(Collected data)
============================================================

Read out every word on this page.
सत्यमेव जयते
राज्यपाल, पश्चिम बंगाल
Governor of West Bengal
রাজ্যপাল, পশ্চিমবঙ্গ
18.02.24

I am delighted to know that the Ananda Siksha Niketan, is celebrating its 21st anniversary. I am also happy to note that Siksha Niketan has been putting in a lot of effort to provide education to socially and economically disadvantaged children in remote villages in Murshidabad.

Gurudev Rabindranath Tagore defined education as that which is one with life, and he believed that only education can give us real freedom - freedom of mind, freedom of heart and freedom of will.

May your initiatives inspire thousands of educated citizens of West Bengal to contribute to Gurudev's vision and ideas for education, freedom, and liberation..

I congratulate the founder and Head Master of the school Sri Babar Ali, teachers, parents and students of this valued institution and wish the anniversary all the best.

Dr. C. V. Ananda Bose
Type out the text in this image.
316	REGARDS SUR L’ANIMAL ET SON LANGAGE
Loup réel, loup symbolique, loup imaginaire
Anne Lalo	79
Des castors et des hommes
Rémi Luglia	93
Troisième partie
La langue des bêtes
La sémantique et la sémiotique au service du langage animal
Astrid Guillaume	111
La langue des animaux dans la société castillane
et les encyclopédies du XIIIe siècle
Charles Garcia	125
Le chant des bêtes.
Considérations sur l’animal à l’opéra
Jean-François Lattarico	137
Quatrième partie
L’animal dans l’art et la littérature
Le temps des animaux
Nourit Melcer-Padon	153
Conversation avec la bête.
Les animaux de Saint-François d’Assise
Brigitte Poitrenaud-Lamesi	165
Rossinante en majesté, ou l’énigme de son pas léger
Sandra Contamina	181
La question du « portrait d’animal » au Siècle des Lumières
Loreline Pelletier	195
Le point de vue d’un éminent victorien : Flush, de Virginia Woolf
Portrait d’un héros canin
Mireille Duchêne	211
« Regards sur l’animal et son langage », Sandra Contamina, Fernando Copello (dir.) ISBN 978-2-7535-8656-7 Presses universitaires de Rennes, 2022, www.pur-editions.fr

============================================================

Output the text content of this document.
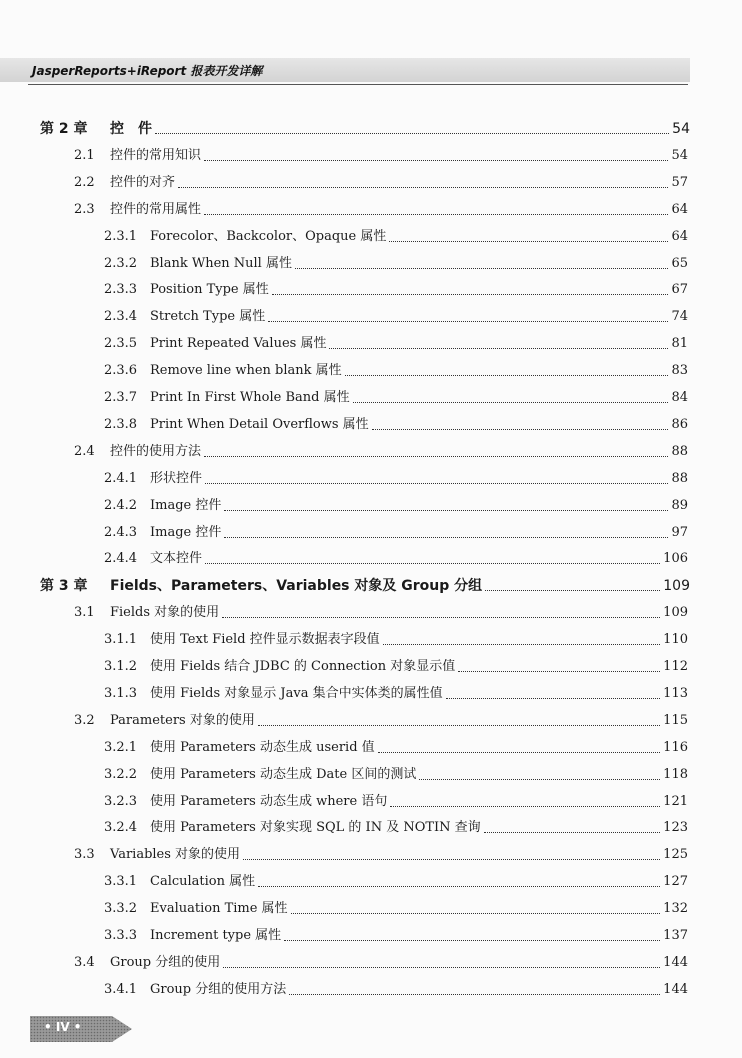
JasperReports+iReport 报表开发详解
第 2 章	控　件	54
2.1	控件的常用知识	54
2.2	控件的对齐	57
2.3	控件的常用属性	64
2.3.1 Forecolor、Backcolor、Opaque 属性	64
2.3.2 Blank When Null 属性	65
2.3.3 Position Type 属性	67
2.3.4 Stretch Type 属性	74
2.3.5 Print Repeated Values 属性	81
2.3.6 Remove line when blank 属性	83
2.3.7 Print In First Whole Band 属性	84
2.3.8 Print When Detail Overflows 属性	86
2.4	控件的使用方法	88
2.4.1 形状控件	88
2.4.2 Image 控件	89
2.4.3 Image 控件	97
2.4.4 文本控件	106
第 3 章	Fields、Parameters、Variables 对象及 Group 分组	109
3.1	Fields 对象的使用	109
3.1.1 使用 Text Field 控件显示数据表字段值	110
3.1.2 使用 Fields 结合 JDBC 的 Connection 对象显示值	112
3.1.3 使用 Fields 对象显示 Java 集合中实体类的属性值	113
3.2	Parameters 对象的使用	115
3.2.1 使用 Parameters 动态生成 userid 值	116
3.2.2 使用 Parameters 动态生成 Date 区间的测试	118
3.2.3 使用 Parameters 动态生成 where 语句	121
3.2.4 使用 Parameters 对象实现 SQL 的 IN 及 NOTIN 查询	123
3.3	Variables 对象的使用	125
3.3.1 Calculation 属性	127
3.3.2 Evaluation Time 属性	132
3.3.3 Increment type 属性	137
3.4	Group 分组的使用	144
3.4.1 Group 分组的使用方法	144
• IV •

============================================================

*Written instruction*: Pick out all the lines with the word "Ananda" in them and copy them.

*Answer to this problem*:
I am delighted to know that the Ananda Siksha Niketan, is celebrating its 21st anniversary. I am also happy to note that Siksha Niketan has been putting in a lot of effort to provide education to socially and economically disadvantaged children in remote villages in Murshidabad.
Dr. C. V. Ananda Bose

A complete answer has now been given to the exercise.